Stored records:
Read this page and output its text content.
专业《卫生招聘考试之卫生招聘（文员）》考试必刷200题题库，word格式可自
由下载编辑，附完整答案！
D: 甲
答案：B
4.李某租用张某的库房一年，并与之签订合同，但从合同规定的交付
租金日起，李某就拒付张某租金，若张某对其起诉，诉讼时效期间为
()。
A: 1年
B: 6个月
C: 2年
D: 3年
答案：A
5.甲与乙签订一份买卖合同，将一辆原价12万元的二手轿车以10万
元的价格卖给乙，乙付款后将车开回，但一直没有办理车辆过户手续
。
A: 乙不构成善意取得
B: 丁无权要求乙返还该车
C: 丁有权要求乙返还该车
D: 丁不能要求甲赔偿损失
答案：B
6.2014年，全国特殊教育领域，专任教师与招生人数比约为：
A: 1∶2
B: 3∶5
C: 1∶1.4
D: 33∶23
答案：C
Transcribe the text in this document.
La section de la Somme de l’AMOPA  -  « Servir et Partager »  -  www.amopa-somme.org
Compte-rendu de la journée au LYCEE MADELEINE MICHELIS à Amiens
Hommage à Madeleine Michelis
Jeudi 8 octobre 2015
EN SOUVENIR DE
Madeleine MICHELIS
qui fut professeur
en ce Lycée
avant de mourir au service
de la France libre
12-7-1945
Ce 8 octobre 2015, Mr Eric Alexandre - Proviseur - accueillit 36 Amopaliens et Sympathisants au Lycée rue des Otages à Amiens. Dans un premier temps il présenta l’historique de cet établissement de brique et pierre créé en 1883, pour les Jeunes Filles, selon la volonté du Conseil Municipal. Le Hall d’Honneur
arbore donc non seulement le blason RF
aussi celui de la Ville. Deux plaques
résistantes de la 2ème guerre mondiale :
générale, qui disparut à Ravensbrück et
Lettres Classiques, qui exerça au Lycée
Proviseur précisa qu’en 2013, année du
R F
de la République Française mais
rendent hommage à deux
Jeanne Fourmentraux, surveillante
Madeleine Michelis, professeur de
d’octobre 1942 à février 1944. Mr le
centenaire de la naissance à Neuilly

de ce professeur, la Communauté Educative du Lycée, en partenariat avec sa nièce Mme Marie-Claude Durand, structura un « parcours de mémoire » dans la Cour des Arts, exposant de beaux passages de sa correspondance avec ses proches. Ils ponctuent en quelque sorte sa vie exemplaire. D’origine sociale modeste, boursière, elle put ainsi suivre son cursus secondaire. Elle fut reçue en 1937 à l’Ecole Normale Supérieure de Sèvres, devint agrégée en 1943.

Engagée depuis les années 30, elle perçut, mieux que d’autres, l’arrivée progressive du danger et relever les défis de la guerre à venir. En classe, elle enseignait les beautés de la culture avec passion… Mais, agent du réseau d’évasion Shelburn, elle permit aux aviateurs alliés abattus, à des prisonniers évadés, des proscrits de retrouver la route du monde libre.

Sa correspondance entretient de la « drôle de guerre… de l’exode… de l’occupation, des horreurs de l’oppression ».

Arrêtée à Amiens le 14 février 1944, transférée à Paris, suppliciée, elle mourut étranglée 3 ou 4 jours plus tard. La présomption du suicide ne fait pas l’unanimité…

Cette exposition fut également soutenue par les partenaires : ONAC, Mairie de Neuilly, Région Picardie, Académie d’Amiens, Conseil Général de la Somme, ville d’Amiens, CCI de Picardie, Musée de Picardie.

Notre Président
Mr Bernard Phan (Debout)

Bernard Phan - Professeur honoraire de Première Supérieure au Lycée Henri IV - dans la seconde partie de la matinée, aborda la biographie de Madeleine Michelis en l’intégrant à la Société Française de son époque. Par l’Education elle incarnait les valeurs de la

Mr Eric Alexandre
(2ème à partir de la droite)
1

EXERCISE DESCRIPTION
Type out all of the material again, word for word.

WRITTEN REPLY
Read this page and output its text content.
专业《卫生招聘考试之卫生招聘（文员）》考试必刷200题题库，word格式可自
由下载编辑，附完整答案！
D: 甲
答案：B
4.李某租用张某的库房一年，并与之签订合同，但从合同规定的交付
租金日起，李某就拒付张某租金，若张某对其起诉，诉讼时效期间为
()。
A: 1年
B: 6个月
C: 2年
D: 3年
答案：A
5.甲与乙签订一份买卖合同，将一辆原价12万元的二手轿车以10万
元的价格卖给乙，乙付款后将车开回，但一直没有办理车辆过户手续
。
A: 乙不构成善意取得
B: 丁无权要求乙返还该车
C: 丁有权要求乙返还该车
D: 丁不能要求甲赔偿损失
答案：B
6.2014年，全国特殊教育领域，专任教师与招生人数比约为：
A: 1∶2
B: 3∶5
C: 1∶1.4
D: 33∶23
答案：C
Transcribe the text in this document.
La section de la Somme de l’AMOPA  -  « Servir et Partager »  -  www.amopa-somme.org
Compte-rendu de la journée au LYCEE MADELEINE MICHELIS à Amiens
Hommage à Madeleine Michelis
Jeudi 8 octobre 2015
EN SOUVENIR DE
Madeleine MICHELIS
qui fut professeur
en ce Lycée
avant de mourir au service
de la France libre
12-7-1945
Ce 8 octobre 2015, Mr Eric Alexandre - Proviseur - accueillit 36 Amopaliens et Sympathisants au Lycée rue des Otages à Amiens. Dans un premier temps il présenta l’historique de cet établissement de brique et pierre créé en 1883, pour les Jeunes Filles, selon la volonté du Conseil Municipal. Le Hall d’Honneur
arbore donc non seulement le blason RF
aussi celui de la Ville. Deux plaques
résistantes de la 2ème guerre mondiale :
générale, qui disparut à Ravensbrück et
Lettres Classiques, qui exerça au Lycée
Proviseur précisa qu’en 2013, année du
R F
de la République Française mais
rendent hommage à deux
Jeanne Fourmentraux, surveillante
Madeleine Michelis, professeur de
d’octobre 1942 à février 1944. Mr le
centenaire de la naissance à Neuilly

de ce professeur, la Communauté Educative du Lycée, en partenariat avec sa nièce Mme Marie-Claude Durand, structura un « parcours de mémoire » dans la Cour des Arts, exposant de beaux passages de sa correspondance avec ses proches. Ils ponctuent en quelque sorte sa vie exemplaire. D’origine sociale modeste, boursière, elle put ainsi suivre son cursus secondaire. Elle fut reçue en 1937 à l’Ecole Normale Supérieure de Sèvres, devint agrégée en 1943.

Engagée depuis les années 30, elle perçut, mieux que d’autres, l’arrivée progressive du danger et relever les défis de la guerre à venir. En classe, elle enseignait les beautés de la culture avec passion… Mais, agent du réseau d’évasion Shelburn, elle permit aux aviateurs alliés abattus, à des prisonniers évadés, des proscrits de retrouver la route du monde libre.

Sa correspondance entretient de la « drôle de guerre… de l’exode… de l’occupation, des horreurs de l’oppression ».

Arrêtée à Amiens le 14 février 1944, transférée à Paris, suppliciée, elle mourut étranglée 3 ou 4 jours plus tard. La présomption du suicide ne fait pas l’unanimité…

Cette exposition fut également soutenue par les partenaires : ONAC, Mairie de Neuilly, Région Picardie, Académie d’Amiens, Conseil Général de la Somme, ville d’Amiens, CCI de Picardie, Musée de Picardie.

Notre Président
Mr Bernard Phan (Debout)

Bernard Phan - Professeur honoraire de Première Supérieure au Lycée Henri IV - dans la seconde partie de la matinée, aborda la biographie de Madeleine Michelis en l’intégrant à la Société Française de son époque. Par l’Education elle incarnait les valeurs de la

Mr Eric Alexandre
(2ème à partir de la droite)
1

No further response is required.